[Extracts from a graphics dataset]
#####

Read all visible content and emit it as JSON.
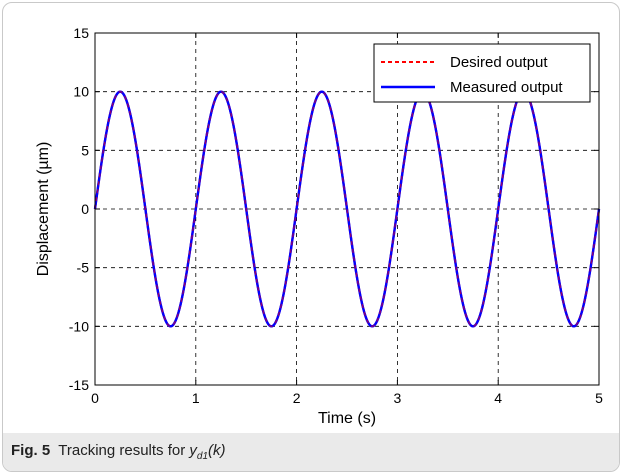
{
  "caption": {
    "fig_label": "Fig. 5",
    "text": "Tracking results for ",
    "var": "y",
    "var_sub": "d1",
    "var_arg": "(k)"
  },
  "chart_data": {
    "type": "line",
    "xlabel": "Time (s)",
    "ylabel": "Displacement (µm)",
    "xlim": [
      0,
      5
    ],
    "ylim": [
      -15,
      15
    ],
    "xticks": [
      0,
      1,
      2,
      3,
      4,
      5
    ],
    "yticks": [
      -15,
      -10,
      -5,
      0,
      5,
      10,
      15
    ],
    "grid": true,
    "legend_position": "top-right",
    "signal": {
      "amplitude": 10,
      "frequency_hz": 1,
      "phase": 0
    },
    "series": [
      {
        "name": "Desired output",
        "color": "#ff0000",
        "style": "dashed"
      },
      {
        "name": "Measured output",
        "color": "#0000ff",
        "style": "solid"
      }
    ]
  }
}
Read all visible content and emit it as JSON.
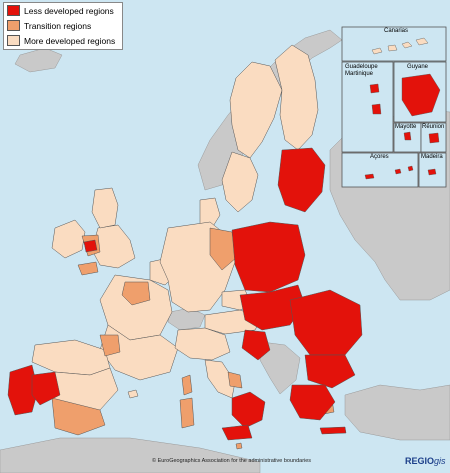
{
  "legend": {
    "items": [
      {
        "label": "Less developed regions",
        "color": "#e3120b"
      },
      {
        "label": "Transition regions",
        "color": "#ef9f6c"
      },
      {
        "label": "More developed regions",
        "color": "#fadcc1"
      }
    ]
  },
  "colors": {
    "sea": "#cde6f2",
    "non_eu_land": "#c9c9c9",
    "border": "#555555",
    "less": "#e3120b",
    "transition": "#ef9f6c",
    "more": "#fadcc1"
  },
  "insets": {
    "canarias": "Canarias",
    "guadeloupe": "Guadeloupe",
    "martinique": "Martinique",
    "guyane": "Guyane",
    "mayotte": "Mayotte",
    "reunion": "Réunion",
    "acores": "Açores",
    "madeira": "Madeira"
  },
  "footer": {
    "credit": "© EuroGeographics Association for the administrative boundaries",
    "logo_main": "REGIO",
    "logo_sub": "gis"
  }
}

#####

» To be done:
Each line of the data is to be duplicated exactly; pictures stay out of the copy.

» Completed task:
Read all visible content and emit it as JSON.
{
  "caption": {
    "fig_label": "Fig. 5",
    "text": "Tracking results for ",
    "var": "y",
    "var_sub": "d1",
    "var_arg": "(k)"
  },
  "chart_data": {
    "type": "line",
    "xlabel": "Time (s)",
    "ylabel": "Displacement (µm)",
    "xlim": [
      0,
      5
    ],
    "ylim": [
      -15,
      15
    ],
    "xticks": [
      0,
      1,
      2,
      3,
      4,
      5
    ],
    "yticks": [
      -15,
      -10,
      -5,
      0,
      5,
      10,
      15
    ],
    "grid": true,
    "legend_position": "top-right",
    "signal": {
      "amplitude": 10,
      "frequency_hz": 1,
      "phase": 0
    },
    "series": [
      {
        "name": "Desired output",
        "color": "#ff0000",
        "style": "dashed"
      },
      {
        "name": "Measured output",
        "color": "#0000ff",
        "style": "solid"
      }
    ]
  }
}
Read all visible content and emit it as JSON.
{
  "legend": {
    "items": [
      {
        "label": "Less developed regions",
        "color": "#e3120b"
      },
      {
        "label": "Transition regions",
        "color": "#ef9f6c"
      },
      {
        "label": "More developed regions",
        "color": "#fadcc1"
      }
    ]
  },
  "colors": {
    "sea": "#cde6f2",
    "non_eu_land": "#c9c9c9",
    "border": "#555555",
    "less": "#e3120b",
    "transition": "#ef9f6c",
    "more": "#fadcc1"
  },
  "insets": {
    "canarias": "Canarias",
    "guadeloupe": "Guadeloupe",
    "martinique": "Martinique",
    "guyane": "Guyane",
    "mayotte": "Mayotte",
    "reunion": "Réunion",
    "acores": "Açores",
    "madeira": "Madeira"
  },
  "footer": {
    "credit": "© EuroGeographics Association for the administrative boundaries",
    "logo_main": "REGIO",
    "logo_sub": "gis"
  }
}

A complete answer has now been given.